» Rows
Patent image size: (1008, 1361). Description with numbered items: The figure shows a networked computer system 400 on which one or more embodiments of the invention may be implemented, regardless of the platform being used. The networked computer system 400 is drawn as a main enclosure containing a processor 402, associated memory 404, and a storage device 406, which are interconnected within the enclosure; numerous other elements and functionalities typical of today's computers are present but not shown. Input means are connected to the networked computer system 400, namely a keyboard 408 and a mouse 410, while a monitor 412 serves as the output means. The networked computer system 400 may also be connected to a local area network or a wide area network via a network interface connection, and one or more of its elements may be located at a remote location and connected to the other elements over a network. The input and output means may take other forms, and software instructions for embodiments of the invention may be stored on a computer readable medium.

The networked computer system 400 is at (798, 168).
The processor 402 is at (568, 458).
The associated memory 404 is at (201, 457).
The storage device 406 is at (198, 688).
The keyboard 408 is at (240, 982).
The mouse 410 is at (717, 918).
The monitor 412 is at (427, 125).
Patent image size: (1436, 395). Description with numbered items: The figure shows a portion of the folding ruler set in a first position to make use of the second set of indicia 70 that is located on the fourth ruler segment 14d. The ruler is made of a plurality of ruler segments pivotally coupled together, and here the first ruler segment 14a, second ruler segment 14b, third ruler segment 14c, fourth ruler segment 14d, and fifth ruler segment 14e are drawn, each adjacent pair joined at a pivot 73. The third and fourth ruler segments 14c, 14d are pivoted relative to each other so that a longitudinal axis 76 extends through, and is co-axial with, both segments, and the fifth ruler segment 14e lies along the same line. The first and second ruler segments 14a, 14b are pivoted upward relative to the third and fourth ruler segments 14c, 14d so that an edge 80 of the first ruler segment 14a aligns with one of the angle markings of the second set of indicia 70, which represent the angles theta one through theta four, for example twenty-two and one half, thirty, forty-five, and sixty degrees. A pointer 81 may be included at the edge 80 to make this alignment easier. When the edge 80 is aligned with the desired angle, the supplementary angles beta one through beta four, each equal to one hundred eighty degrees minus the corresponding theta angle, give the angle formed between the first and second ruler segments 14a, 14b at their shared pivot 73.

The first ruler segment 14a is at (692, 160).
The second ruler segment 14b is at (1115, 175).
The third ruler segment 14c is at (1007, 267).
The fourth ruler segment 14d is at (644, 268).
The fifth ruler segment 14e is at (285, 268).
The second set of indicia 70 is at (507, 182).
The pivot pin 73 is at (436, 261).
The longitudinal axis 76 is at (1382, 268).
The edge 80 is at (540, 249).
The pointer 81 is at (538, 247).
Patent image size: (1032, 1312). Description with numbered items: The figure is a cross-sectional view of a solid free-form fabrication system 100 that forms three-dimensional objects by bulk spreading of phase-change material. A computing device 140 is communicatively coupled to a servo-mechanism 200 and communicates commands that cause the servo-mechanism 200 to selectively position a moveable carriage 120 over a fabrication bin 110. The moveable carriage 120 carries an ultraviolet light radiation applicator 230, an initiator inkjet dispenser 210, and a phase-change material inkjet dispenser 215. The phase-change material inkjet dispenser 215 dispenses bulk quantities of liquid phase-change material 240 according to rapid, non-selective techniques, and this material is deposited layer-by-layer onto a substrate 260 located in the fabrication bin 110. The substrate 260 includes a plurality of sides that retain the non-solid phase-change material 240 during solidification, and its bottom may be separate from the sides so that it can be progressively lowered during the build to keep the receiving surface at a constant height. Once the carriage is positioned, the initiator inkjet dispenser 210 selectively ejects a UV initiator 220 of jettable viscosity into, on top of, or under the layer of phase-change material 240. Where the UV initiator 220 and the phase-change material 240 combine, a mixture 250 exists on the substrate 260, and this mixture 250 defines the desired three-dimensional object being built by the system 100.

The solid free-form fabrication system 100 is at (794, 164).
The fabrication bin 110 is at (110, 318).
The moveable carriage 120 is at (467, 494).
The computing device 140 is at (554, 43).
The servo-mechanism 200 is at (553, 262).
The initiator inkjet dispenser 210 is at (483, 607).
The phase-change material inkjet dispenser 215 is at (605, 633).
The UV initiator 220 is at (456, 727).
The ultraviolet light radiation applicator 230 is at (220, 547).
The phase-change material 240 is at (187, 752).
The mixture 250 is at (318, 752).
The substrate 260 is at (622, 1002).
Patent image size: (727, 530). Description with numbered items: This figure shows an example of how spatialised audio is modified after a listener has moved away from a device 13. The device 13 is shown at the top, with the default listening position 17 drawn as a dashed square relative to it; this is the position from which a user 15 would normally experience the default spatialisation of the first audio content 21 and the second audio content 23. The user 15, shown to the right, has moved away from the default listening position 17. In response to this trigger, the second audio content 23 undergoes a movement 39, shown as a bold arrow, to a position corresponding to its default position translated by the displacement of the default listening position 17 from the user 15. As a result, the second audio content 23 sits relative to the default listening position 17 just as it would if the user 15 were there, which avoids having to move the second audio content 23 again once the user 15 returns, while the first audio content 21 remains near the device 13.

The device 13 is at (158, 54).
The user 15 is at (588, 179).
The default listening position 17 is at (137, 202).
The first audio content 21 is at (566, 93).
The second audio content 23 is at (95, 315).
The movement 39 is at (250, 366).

» Goal of the exercise
Copy every line from the records above word for word, leaving nothing out.

» Solution for this problem
Patent image size: (1008, 1361). Description with numbered items: The figure shows a networked computer system 400 on which one or more embodiments of the invention may be implemented, regardless of the platform being used. The networked computer system 400 is drawn as a main enclosure containing a processor 402, associated memory 404, and a storage device 406, which are interconnected within the enclosure; numerous other elements and functionalities typical of today's computers are present but not shown. Input means are connected to the networked computer system 400, namely a keyboard 408 and a mouse 410, while a monitor 412 serves as the output means. The networked computer system 400 may also be connected to a local area network or a wide area network via a network interface connection, and one or more of its elements may be located at a remote location and connected to the other elements over a network. The input and output means may take other forms, and software instructions for embodiments of the invention may be stored on a computer readable medium.

The networked computer system 400 is at (798, 168).
The processor 402 is at (568, 458).
The associated memory 404 is at (201, 457).
The storage device 406 is at (198, 688).
The keyboard 408 is at (240, 982).
The mouse 410 is at (717, 918).
The monitor 412 is at (427, 125).
Patent image size: (1436, 395). Description with numbered items: The figure shows a portion of the folding ruler set in a first position to make use of the second set of indicia 70 that is located on the fourth ruler segment 14d. The ruler is made of a plurality of ruler segments pivotally coupled together, and here the first ruler segment 14a, second ruler segment 14b, third ruler segment 14c, fourth ruler segment 14d, and fifth ruler segment 14e are drawn, each adjacent pair joined at a pivot 73. The third and fourth ruler segments 14c, 14d are pivoted relative to each other so that a longitudinal axis 76 extends through, and is co-axial with, both segments, and the fifth ruler segment 14e lies along the same line. The first and second ruler segments 14a, 14b are pivoted upward relative to the third and fourth ruler segments 14c, 14d so that an edge 80 of the first ruler segment 14a aligns with one of the angle markings of the second set of indicia 70, which represent the angles theta one through theta four, for example twenty-two and one half, thirty, forty-five, and sixty degrees. A pointer 81 may be included at the edge 80 to make this alignment easier. When the edge 80 is aligned with the desired angle, the supplementary angles beta one through beta four, each equal to one hundred eighty degrees minus the corresponding theta angle, give the angle formed between the first and second ruler segments 14a, 14b at their shared pivot 73.

The first ruler segment 14a is at (692, 160).
The second ruler segment 14b is at (1115, 175).
The third ruler segment 14c is at (1007, 267).
The fourth ruler segment 14d is at (644, 268).
The fifth ruler segment 14e is at (285, 268).
The second set of indicia 70 is at (507, 182).
The pivot pin 73 is at (436, 261).
The longitudinal axis 76 is at (1382, 268).
The edge 80 is at (540, 249).
The pointer 81 is at (538, 247).
Patent image size: (1032, 1312). Description with numbered items: The figure is a cross-sectional view of a solid free-form fabrication system 100 that forms three-dimensional objects by bulk spreading of phase-change material. A computing device 140 is communicatively coupled to a servo-mechanism 200 and communicates commands that cause the servo-mechanism 200 to selectively position a moveable carriage 120 over a fabrication bin 110. The moveable carriage 120 carries an ultraviolet light radiation applicator 230, an initiator inkjet dispenser 210, and a phase-change material inkjet dispenser 215. The phase-change material inkjet dispenser 215 dispenses bulk quantities of liquid phase-change material 240 according to rapid, non-selective techniques, and this material is deposited layer-by-layer onto a substrate 260 located in the fabrication bin 110. The substrate 260 includes a plurality of sides that retain the non-solid phase-change material 240 during solidification, and its bottom may be separate from the sides so that it can be progressively lowered during the build to keep the receiving surface at a constant height. Once the carriage is positioned, the initiator inkjet dispenser 210 selectively ejects a UV initiator 220 of jettable viscosity into, on top of, or under the layer of phase-change material 240. Where the UV initiator 220 and the phase-change material 240 combine, a mixture 250 exists on the substrate 260, and this mixture 250 defines the desired three-dimensional object being built by the system 100.

The solid free-form fabrication system 100 is at (794, 164).
The fabrication bin 110 is at (110, 318).
The moveable carriage 120 is at (467, 494).
The computing device 140 is at (554, 43).
The servo-mechanism 200 is at (553, 262).
The initiator inkjet dispenser 210 is at (483, 607).
The phase-change material inkjet dispenser 215 is at (605, 633).
The UV initiator 220 is at (456, 727).
The ultraviolet light radiation applicator 230 is at (220, 547).
The phase-change material 240 is at (187, 752).
The mixture 250 is at (318, 752).
The substrate 260 is at (622, 1002).
Patent image size: (727, 530). Description with numbered items: This figure shows an example of how spatialised audio is modified after a listener has moved away from a device 13. The device 13 is shown at the top, with the default listening position 17 drawn as a dashed square relative to it; this is the position from which a user 15 would normally experience the default spatialisation of the first audio content 21 and the second audio content 23. The user 15, shown to the right, has moved away from the default listening position 17. In response to this trigger, the second audio content 23 undergoes a movement 39, shown as a bold arrow, to a position corresponding to its default position translated by the displacement of the default listening position 17 from the user 15. As a result, the second audio content 23 sits relative to the default listening position 17 just as it would if the user 15 were there, which avoids having to move the second audio content 23 again once the user 15 returns, while the first audio content 21 remains near the device 13.

The device 13 is at (158, 54).
The user 15 is at (588, 179).
The default listening position 17 is at (137, 202).
The first audio content 21 is at (566, 93).
The second audio content 23 is at (95, 315).
The movement 39 is at (250, 366).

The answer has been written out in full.